→ **REQUIREMENT**: Count the lines that include the string "date", and give only that number.

→ **EXERCISE MATERIALS**:
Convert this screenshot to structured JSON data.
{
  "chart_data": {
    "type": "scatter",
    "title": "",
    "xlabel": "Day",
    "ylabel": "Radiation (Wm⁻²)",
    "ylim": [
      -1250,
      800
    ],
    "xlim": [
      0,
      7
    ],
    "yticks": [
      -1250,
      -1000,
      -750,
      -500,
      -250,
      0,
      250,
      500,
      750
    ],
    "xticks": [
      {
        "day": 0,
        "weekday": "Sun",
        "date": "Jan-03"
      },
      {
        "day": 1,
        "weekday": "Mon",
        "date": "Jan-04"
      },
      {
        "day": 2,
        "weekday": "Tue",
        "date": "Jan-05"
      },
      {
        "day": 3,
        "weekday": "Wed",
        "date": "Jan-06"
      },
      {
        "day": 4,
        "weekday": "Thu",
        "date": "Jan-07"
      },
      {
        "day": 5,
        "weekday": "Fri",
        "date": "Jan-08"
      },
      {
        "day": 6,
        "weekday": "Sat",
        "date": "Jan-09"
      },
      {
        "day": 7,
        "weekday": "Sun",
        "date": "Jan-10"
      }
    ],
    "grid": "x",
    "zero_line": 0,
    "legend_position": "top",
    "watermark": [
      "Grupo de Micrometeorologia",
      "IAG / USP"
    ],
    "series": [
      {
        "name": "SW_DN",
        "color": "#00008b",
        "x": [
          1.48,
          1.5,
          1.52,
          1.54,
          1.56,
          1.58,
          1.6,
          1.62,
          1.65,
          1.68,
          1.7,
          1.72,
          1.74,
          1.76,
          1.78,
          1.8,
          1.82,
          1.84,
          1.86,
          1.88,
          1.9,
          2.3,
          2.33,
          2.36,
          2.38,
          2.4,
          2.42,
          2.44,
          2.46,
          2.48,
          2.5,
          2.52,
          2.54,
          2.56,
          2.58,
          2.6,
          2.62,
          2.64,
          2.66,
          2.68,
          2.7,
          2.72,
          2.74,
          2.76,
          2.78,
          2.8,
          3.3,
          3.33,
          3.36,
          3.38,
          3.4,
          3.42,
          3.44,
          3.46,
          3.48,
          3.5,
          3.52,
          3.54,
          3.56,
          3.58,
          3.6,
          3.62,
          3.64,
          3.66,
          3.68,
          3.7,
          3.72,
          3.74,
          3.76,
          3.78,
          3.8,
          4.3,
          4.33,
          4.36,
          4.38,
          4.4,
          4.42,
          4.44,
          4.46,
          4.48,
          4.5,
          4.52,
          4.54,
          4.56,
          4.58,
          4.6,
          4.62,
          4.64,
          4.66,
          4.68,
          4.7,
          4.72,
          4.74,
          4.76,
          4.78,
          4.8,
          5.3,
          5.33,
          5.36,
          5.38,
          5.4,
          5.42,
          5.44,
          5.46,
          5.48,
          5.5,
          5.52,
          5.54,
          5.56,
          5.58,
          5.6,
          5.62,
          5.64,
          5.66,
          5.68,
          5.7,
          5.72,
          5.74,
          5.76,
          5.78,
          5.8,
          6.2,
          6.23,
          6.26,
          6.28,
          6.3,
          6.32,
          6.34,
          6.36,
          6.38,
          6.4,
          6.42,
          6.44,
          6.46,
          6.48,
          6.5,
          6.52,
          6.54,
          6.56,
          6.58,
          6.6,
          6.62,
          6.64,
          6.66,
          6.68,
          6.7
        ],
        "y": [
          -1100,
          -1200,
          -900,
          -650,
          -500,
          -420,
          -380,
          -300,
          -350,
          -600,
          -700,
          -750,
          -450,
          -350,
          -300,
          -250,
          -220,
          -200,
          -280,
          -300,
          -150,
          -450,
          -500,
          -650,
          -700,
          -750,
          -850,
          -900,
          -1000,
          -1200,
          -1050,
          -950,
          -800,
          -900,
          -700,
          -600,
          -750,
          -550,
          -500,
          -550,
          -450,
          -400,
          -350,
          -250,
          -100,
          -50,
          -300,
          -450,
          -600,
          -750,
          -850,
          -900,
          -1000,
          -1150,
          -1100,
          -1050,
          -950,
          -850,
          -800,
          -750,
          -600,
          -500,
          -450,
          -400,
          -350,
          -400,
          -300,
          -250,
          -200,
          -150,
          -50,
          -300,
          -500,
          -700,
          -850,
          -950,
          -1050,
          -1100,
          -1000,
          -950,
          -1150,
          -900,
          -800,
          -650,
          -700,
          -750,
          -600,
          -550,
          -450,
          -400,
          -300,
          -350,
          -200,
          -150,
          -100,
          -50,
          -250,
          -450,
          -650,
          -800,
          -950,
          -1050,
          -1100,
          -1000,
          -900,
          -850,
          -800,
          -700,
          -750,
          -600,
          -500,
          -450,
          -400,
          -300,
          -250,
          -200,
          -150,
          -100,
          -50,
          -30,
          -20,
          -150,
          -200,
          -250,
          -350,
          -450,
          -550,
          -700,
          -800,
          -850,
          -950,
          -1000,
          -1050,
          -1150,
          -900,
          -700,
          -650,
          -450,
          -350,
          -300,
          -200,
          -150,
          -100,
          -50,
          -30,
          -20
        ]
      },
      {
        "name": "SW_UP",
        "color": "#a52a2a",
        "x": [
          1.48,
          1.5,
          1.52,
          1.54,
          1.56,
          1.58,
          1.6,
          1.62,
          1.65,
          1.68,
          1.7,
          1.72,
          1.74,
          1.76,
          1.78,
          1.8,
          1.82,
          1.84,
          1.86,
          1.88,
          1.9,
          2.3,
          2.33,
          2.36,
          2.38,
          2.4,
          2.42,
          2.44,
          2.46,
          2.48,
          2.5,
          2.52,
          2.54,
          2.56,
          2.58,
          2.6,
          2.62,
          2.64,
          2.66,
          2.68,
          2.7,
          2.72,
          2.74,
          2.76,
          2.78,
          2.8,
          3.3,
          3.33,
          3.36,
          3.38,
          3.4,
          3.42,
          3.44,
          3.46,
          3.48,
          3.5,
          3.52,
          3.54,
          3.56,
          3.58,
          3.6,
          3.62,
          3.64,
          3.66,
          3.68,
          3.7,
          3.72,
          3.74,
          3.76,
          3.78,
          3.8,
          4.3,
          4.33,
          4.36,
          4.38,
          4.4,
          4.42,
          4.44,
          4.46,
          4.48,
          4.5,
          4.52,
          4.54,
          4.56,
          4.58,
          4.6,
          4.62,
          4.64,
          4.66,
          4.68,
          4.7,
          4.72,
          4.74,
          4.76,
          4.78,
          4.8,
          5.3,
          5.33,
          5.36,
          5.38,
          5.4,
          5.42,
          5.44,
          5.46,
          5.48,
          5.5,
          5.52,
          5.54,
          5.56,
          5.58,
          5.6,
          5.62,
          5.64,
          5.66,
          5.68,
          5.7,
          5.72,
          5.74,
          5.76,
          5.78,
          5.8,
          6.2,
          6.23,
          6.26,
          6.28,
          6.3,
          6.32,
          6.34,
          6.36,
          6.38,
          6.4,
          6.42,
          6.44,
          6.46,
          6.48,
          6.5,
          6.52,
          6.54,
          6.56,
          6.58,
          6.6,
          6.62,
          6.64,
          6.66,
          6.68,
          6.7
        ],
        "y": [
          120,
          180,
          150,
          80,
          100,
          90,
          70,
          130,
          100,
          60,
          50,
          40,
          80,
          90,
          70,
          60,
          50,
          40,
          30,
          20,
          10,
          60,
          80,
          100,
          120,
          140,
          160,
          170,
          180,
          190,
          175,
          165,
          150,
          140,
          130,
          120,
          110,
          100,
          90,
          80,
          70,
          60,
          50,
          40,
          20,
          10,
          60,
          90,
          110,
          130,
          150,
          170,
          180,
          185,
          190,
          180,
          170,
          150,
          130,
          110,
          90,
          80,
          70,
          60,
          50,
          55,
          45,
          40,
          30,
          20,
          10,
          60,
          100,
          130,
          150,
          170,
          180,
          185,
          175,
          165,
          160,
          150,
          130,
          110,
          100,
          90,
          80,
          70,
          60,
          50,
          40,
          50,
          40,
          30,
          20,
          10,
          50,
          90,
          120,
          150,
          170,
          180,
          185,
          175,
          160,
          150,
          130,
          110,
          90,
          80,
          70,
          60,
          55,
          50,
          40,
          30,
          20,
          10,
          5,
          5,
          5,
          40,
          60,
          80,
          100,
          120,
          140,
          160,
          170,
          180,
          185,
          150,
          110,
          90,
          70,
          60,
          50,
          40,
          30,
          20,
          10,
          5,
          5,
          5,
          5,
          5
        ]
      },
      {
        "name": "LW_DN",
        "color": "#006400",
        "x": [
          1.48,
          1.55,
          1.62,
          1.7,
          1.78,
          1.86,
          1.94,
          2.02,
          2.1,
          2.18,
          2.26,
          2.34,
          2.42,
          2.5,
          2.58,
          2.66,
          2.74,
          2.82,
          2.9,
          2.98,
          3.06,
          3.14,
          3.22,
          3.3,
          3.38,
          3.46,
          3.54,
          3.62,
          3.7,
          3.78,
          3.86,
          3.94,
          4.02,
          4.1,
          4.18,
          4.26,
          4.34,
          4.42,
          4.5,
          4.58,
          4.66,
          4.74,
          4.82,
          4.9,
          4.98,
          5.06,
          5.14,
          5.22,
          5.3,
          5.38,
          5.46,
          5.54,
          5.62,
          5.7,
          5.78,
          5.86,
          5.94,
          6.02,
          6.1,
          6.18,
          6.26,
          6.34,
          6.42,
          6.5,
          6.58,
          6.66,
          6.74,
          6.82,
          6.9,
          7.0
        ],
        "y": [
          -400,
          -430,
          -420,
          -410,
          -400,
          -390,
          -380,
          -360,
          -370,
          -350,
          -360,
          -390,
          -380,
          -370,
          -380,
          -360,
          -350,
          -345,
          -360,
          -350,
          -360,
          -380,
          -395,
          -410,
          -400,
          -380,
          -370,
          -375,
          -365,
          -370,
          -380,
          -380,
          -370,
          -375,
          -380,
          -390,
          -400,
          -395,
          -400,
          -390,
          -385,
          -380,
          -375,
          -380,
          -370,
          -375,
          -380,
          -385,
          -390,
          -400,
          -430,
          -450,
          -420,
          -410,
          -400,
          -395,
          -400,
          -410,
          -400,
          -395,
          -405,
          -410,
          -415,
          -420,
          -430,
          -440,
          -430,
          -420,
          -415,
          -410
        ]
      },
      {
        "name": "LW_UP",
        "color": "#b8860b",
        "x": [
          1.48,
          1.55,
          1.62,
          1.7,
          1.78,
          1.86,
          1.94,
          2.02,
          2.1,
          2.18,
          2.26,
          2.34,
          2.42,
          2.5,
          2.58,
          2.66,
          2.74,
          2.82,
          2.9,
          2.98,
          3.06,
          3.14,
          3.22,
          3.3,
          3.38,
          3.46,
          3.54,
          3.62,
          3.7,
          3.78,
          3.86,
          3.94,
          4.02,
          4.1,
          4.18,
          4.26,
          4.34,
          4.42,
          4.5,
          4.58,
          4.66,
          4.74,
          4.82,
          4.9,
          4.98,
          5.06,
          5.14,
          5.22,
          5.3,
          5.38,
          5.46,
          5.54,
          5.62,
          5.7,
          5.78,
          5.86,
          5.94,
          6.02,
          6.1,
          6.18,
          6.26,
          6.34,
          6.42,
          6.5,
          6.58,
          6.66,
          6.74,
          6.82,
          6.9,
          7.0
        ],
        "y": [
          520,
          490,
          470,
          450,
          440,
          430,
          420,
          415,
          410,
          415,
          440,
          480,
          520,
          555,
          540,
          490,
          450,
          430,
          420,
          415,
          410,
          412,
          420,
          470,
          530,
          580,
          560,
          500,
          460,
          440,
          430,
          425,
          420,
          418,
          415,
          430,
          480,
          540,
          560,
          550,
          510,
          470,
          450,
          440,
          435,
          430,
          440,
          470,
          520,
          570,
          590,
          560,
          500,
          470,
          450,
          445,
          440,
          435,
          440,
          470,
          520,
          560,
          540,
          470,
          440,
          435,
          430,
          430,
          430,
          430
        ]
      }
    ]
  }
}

→ **RESPONSE TO THE TASK**: 8